RECORDS SUPPLIED
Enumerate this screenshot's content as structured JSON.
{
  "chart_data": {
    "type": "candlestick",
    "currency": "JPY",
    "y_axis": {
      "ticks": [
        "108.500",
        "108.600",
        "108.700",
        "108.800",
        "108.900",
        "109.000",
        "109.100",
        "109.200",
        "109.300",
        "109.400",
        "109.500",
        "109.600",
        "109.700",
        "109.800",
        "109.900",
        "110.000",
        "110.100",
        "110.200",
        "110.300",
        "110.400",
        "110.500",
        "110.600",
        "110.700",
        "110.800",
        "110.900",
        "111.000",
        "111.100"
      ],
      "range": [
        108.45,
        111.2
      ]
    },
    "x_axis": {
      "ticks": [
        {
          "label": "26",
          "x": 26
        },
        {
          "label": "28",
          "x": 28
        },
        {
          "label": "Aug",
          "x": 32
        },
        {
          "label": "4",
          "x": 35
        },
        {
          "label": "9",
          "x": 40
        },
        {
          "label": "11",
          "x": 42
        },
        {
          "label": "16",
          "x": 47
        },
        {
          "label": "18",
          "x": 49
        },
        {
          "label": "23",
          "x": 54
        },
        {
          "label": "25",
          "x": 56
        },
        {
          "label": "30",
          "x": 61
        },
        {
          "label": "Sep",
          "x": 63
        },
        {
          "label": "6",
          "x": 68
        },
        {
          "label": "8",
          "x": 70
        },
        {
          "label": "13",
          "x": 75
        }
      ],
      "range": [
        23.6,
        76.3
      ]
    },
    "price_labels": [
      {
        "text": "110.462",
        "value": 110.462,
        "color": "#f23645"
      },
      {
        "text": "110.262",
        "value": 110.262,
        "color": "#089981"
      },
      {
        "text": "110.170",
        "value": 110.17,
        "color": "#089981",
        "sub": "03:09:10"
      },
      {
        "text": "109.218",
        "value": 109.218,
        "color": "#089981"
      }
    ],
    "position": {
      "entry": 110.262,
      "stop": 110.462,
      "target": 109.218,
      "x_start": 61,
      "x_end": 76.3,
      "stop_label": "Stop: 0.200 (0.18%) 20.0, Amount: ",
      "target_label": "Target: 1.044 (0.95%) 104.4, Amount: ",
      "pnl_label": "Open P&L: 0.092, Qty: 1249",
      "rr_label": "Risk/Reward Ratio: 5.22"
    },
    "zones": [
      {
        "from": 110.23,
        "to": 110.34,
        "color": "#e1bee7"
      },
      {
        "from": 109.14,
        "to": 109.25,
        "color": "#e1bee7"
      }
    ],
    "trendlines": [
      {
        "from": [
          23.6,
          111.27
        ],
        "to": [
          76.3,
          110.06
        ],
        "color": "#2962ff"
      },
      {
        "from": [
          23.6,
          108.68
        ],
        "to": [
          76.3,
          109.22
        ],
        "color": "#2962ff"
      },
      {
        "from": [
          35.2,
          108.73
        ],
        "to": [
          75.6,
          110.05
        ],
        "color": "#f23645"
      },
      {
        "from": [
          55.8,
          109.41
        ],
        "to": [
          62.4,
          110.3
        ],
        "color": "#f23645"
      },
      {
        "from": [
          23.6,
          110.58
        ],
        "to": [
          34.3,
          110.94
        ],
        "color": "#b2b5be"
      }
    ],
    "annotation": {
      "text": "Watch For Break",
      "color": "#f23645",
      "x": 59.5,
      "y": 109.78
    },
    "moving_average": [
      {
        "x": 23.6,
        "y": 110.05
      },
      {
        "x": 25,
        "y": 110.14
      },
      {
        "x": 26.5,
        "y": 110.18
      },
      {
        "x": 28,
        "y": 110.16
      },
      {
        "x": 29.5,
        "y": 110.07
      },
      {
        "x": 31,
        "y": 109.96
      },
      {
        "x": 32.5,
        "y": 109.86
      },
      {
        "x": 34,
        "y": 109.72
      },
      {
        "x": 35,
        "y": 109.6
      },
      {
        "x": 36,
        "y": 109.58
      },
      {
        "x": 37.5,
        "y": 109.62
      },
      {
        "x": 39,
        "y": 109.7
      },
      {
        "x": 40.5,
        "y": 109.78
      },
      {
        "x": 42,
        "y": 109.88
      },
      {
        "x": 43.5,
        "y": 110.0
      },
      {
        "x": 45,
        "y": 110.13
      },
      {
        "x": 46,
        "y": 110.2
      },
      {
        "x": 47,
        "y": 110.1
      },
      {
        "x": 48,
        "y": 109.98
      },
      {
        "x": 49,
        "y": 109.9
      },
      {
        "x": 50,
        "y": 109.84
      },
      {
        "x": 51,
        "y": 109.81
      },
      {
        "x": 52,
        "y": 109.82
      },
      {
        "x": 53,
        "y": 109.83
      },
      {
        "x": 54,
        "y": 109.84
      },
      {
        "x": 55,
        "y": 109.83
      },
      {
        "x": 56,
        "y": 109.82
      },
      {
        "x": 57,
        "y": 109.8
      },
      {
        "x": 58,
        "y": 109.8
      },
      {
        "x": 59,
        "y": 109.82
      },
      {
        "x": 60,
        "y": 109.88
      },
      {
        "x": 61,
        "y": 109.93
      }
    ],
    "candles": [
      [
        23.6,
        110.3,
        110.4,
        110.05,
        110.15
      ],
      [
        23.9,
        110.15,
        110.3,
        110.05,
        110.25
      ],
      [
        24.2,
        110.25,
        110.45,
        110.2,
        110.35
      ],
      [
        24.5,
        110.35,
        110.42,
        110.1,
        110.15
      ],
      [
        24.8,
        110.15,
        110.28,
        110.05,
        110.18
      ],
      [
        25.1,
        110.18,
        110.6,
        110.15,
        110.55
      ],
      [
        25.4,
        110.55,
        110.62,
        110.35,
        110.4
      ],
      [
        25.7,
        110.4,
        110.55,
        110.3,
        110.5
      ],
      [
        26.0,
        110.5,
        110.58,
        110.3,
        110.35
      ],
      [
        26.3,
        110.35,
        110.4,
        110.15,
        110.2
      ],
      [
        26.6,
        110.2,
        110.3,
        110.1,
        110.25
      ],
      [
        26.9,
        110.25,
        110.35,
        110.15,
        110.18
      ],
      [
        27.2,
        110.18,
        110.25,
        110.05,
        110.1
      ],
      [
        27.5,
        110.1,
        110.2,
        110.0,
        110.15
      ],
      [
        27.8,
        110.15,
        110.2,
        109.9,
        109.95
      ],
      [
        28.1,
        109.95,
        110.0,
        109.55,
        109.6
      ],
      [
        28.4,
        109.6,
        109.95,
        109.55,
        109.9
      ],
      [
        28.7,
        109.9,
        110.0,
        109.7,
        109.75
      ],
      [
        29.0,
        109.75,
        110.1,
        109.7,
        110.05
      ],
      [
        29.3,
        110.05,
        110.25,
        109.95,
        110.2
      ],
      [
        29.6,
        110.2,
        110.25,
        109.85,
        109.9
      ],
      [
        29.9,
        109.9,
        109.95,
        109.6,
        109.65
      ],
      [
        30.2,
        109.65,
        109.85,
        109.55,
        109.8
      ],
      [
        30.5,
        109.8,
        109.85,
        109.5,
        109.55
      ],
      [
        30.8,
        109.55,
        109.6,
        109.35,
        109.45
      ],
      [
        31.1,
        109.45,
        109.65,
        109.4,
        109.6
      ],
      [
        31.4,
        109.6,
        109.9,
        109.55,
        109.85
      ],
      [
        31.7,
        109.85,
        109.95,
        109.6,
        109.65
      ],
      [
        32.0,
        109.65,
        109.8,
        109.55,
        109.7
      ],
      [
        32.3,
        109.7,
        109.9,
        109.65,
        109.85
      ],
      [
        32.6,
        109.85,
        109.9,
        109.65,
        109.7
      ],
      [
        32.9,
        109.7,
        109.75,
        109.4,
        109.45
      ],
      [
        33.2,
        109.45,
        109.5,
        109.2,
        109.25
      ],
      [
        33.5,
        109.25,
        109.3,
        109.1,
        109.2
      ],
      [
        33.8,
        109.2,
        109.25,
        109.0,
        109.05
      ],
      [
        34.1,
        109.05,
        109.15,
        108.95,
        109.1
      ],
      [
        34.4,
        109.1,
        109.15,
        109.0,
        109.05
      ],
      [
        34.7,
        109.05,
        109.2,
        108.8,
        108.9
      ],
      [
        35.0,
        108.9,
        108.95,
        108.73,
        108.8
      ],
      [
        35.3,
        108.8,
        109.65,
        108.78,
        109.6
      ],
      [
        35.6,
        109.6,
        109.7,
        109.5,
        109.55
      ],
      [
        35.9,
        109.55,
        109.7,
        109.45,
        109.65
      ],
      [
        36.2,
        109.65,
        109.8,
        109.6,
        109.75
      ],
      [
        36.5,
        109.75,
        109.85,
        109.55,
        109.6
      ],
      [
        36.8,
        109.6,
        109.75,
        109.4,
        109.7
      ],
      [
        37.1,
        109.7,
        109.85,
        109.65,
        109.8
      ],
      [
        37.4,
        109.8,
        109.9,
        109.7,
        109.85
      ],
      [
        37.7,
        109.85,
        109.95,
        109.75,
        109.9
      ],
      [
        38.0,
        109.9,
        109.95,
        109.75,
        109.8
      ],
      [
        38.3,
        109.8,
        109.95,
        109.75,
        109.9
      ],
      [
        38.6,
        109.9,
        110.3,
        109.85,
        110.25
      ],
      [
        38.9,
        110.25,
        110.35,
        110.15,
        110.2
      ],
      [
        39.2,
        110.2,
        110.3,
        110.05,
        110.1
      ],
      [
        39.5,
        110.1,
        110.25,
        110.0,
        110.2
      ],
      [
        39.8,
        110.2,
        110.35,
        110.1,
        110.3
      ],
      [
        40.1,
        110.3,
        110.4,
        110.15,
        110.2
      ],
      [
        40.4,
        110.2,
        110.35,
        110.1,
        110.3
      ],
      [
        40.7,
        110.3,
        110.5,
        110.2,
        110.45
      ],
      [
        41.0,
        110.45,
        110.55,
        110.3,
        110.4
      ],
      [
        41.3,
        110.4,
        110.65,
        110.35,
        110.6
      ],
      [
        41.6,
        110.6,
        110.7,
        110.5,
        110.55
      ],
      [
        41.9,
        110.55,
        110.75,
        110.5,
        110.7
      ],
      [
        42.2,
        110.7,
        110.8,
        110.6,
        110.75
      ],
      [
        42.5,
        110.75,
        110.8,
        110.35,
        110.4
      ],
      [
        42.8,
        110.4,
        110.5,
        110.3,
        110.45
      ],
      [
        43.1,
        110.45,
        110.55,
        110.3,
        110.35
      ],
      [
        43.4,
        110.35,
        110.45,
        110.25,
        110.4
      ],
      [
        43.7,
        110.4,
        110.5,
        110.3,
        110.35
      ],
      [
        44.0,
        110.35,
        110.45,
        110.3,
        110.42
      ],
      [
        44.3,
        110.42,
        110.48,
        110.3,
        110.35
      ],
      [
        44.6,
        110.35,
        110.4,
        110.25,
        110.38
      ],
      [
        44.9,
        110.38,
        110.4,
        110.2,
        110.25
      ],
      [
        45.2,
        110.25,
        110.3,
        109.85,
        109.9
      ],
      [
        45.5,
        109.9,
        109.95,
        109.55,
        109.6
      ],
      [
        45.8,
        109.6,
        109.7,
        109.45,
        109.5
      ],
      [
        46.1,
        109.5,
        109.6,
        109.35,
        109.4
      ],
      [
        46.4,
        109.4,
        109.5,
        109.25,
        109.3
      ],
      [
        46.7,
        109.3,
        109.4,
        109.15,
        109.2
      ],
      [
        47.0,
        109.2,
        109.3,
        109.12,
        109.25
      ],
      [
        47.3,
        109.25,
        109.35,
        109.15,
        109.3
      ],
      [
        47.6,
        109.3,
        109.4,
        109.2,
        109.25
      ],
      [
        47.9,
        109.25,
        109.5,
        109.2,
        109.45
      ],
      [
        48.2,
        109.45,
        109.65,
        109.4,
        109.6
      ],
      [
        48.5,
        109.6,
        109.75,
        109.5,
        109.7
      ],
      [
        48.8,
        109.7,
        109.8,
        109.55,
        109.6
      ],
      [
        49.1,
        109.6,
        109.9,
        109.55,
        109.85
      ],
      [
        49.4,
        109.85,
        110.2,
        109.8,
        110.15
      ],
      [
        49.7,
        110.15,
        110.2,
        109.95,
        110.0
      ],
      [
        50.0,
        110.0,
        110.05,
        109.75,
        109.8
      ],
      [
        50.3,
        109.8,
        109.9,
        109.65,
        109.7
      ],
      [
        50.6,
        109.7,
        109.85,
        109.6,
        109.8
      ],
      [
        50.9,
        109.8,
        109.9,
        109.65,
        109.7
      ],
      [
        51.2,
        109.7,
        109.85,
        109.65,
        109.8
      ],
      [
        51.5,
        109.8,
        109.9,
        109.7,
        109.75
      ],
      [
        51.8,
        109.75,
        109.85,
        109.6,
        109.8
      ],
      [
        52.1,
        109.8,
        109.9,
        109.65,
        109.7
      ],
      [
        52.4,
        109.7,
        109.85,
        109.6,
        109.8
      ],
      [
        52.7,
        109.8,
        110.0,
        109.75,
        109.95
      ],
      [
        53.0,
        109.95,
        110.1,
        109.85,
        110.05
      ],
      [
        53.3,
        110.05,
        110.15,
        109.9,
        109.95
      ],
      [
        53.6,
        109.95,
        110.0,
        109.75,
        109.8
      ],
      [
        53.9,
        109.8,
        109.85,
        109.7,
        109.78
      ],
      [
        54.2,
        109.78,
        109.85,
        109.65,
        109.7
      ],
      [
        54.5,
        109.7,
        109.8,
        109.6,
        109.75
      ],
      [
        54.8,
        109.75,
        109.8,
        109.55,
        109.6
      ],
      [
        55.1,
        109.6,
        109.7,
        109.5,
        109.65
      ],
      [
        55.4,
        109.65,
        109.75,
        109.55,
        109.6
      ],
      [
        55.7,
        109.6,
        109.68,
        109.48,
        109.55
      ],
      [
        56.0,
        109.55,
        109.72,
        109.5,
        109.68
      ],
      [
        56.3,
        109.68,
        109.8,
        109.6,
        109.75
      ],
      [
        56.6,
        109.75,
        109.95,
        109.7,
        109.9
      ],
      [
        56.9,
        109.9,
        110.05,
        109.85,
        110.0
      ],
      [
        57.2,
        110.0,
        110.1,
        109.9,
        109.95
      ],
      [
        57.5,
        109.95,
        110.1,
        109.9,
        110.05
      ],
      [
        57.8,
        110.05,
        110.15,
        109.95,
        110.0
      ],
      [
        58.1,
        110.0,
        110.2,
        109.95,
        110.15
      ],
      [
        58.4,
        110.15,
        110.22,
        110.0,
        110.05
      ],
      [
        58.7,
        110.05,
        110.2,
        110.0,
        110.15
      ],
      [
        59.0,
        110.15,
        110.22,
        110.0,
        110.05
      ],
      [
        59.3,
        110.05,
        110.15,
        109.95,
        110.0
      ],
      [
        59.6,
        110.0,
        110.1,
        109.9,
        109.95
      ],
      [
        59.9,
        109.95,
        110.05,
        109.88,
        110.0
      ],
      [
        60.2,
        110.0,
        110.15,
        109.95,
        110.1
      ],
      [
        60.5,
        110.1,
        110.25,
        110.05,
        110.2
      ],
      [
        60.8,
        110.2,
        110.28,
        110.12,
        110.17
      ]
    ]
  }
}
---
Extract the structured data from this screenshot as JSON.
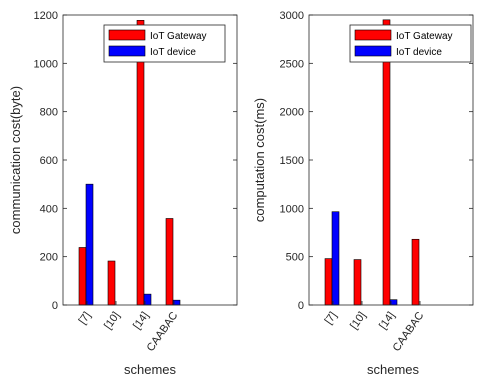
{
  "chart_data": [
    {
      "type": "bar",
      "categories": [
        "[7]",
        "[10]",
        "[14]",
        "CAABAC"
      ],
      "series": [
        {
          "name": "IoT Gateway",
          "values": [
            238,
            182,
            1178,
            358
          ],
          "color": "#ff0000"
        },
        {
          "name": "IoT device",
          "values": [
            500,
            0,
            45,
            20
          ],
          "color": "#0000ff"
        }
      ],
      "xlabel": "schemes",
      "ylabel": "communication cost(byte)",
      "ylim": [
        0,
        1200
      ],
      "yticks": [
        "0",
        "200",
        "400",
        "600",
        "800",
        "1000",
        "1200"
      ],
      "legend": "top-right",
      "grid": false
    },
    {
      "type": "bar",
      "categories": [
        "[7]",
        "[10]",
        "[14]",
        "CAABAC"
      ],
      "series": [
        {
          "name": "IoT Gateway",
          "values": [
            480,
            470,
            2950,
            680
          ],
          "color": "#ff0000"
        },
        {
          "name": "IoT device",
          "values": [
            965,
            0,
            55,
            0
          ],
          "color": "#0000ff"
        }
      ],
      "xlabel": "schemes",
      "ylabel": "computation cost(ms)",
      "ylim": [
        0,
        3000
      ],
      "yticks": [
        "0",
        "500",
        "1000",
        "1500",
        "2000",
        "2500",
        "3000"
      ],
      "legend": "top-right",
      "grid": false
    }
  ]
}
==
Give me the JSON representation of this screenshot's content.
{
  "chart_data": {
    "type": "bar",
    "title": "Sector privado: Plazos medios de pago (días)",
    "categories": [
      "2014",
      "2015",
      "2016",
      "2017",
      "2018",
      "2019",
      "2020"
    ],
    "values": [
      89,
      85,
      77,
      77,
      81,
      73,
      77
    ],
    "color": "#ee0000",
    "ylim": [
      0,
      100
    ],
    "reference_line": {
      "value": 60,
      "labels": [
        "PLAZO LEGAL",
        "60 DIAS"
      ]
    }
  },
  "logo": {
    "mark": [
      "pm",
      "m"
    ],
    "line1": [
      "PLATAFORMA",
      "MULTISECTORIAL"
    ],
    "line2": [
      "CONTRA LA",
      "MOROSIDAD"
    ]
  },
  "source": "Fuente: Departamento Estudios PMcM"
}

EXERCISE PROMPT
Reply with the number of lines in the data that include the string "content" and nothing else.

WRITTEN SOLUTION
2